Set task: Gather from the material every line that contains the string "multiple".

########

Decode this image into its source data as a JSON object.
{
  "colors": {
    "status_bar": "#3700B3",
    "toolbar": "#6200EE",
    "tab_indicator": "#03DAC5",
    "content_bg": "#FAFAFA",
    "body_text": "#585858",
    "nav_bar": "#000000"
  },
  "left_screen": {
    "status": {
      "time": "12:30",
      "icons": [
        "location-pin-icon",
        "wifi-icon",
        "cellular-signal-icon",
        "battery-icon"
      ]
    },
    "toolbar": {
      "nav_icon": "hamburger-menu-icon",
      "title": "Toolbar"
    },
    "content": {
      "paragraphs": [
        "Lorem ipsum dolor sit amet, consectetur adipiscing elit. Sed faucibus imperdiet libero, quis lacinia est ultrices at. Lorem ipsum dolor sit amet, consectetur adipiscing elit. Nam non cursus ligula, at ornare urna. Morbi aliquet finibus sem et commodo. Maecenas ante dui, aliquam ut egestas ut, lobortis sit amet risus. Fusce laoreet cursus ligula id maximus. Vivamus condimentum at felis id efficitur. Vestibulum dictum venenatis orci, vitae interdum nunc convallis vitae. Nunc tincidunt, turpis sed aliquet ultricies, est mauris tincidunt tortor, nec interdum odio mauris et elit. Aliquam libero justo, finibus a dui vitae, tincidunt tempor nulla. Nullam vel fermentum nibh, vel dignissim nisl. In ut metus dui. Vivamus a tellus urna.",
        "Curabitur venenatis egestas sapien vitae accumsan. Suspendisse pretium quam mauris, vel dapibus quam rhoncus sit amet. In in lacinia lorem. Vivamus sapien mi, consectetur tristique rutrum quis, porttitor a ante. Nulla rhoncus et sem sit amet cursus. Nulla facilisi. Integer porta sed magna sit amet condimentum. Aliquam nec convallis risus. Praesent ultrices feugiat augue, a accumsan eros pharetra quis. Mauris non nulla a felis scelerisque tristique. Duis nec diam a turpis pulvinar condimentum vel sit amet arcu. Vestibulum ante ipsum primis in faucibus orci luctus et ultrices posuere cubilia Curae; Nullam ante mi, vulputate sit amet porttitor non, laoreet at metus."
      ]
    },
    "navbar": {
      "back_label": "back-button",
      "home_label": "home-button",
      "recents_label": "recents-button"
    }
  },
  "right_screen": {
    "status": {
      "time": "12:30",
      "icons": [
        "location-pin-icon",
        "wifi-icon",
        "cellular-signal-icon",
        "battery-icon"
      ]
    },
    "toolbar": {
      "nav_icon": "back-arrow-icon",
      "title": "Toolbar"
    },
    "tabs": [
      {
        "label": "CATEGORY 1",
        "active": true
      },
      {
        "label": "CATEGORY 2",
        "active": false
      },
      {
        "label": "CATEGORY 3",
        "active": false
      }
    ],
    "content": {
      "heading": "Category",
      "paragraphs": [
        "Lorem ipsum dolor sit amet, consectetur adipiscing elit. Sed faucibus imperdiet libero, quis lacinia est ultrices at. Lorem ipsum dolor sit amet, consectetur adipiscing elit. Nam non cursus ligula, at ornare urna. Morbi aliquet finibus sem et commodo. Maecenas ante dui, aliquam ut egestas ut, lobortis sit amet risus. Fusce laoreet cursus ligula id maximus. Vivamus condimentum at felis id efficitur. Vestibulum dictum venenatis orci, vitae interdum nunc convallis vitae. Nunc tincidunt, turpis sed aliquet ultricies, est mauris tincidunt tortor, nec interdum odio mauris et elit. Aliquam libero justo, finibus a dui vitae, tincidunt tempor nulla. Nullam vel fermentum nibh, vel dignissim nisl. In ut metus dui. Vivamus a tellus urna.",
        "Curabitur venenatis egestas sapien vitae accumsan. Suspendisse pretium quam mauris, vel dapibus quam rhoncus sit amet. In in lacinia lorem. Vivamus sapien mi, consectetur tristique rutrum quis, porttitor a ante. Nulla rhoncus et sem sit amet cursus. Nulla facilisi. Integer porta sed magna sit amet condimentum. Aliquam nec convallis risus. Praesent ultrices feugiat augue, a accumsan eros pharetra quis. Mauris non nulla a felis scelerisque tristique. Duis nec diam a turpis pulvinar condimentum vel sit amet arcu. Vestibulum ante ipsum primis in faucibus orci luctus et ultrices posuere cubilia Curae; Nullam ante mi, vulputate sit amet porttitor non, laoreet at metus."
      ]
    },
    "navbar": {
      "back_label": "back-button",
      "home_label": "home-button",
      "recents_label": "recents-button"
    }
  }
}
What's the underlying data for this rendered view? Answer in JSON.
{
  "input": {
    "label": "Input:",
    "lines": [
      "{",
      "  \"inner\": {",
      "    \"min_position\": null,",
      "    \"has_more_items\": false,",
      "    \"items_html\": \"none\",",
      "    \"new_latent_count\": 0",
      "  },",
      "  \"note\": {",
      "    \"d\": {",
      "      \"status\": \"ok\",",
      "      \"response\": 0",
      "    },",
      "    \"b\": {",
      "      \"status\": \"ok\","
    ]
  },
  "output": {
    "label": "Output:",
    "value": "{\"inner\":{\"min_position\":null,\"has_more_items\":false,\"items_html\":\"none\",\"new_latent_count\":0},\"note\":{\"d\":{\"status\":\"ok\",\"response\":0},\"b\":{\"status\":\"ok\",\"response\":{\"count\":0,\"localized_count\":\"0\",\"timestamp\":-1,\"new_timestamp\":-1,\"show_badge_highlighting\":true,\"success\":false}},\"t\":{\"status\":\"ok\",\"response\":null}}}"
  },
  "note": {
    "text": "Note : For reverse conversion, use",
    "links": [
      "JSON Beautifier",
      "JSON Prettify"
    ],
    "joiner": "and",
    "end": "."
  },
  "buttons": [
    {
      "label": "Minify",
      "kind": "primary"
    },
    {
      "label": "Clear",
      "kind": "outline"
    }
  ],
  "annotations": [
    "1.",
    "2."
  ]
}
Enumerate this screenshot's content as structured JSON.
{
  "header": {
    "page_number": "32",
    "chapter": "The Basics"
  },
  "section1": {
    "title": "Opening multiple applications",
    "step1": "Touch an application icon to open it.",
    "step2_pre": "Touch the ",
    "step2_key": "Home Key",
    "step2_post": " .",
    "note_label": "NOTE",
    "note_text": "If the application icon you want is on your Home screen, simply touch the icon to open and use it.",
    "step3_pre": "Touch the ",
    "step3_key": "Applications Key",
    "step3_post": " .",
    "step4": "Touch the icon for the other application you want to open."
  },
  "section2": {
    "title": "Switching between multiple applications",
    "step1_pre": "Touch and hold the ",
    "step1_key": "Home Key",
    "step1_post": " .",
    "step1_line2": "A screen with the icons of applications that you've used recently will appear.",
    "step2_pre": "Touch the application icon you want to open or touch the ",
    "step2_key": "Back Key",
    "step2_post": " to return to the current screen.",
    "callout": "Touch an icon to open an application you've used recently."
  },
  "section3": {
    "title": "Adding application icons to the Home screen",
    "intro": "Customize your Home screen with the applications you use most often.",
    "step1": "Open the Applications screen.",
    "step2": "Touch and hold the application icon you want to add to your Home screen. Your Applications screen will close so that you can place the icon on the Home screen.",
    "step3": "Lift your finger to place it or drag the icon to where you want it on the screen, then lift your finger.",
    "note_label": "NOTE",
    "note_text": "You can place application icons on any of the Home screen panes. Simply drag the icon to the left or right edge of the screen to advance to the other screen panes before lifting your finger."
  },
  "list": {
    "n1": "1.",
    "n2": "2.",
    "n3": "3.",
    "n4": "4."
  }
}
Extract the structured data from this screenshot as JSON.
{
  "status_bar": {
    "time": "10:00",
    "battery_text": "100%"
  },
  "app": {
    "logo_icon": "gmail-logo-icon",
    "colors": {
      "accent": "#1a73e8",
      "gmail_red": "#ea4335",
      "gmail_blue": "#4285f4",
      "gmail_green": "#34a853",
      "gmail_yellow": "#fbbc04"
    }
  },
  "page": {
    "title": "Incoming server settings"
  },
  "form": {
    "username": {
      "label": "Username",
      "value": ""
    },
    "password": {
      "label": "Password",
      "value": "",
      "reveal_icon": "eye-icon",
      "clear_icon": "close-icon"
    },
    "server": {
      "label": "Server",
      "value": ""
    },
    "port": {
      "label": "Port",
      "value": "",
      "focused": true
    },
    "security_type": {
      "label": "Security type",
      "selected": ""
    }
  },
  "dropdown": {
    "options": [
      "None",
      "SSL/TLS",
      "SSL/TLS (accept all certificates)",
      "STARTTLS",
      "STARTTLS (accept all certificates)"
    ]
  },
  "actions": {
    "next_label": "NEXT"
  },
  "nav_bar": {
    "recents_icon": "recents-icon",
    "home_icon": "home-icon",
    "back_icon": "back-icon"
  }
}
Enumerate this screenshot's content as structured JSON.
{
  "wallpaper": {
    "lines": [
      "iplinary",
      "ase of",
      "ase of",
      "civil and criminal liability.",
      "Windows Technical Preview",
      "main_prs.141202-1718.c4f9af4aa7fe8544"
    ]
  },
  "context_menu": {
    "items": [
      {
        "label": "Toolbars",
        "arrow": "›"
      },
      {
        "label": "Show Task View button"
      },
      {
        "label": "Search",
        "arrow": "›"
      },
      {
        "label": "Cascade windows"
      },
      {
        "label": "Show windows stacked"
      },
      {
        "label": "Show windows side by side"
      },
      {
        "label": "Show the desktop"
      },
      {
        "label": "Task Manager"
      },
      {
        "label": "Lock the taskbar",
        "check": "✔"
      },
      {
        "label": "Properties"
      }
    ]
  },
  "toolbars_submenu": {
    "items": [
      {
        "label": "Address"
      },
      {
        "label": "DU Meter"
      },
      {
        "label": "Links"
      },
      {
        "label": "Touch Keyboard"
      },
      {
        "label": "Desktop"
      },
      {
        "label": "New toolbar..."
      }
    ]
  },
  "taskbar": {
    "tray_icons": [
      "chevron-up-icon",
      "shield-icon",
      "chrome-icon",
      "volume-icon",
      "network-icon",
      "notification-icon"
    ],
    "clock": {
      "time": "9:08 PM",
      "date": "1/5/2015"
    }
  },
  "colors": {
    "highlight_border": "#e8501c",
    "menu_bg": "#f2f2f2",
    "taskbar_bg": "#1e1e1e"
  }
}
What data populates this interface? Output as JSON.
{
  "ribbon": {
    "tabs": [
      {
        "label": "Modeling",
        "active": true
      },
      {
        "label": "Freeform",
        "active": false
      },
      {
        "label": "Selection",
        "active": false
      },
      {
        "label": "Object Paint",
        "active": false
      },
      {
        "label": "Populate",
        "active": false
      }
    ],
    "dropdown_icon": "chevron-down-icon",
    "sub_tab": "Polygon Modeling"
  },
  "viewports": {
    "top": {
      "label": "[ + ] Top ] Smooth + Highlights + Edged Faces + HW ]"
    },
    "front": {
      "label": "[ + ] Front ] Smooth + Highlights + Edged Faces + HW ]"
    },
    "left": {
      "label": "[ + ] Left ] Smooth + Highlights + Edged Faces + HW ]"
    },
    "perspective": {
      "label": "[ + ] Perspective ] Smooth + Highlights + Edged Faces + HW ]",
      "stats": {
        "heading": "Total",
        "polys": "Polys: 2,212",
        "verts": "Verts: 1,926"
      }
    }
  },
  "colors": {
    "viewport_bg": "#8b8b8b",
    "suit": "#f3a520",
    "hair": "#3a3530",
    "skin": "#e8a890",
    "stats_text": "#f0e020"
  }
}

########

Task output:
    "title": "Opening multiple applications",
    "title": "Switching between multiple applications",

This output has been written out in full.